(Data for the task begins)
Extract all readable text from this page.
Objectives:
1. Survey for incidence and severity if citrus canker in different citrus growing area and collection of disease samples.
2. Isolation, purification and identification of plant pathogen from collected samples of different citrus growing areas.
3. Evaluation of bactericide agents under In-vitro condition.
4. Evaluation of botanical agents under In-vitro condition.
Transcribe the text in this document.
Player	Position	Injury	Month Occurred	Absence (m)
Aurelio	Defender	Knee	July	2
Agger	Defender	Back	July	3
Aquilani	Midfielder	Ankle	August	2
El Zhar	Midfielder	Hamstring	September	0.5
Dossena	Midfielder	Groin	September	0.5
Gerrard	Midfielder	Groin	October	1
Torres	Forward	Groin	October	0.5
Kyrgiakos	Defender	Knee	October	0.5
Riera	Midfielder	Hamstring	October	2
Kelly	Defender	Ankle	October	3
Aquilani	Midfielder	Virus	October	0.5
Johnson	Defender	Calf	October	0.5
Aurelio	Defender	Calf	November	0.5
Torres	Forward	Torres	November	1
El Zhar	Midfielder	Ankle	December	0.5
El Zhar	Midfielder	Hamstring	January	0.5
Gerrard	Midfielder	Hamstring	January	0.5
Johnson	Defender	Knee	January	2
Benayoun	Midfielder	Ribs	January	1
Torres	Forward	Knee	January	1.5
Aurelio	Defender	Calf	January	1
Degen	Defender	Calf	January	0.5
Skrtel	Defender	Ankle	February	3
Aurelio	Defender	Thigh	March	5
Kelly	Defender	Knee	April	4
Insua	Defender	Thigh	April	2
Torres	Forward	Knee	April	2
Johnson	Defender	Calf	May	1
(Data for the task ends)
== The problem ==
Report every line of the material above in which "agents" appears.

== Response to this task ==
3. Evaluation of bactericide agents under In-vitro condition.
4. Evaluation of botanical agents under In-vitro condition.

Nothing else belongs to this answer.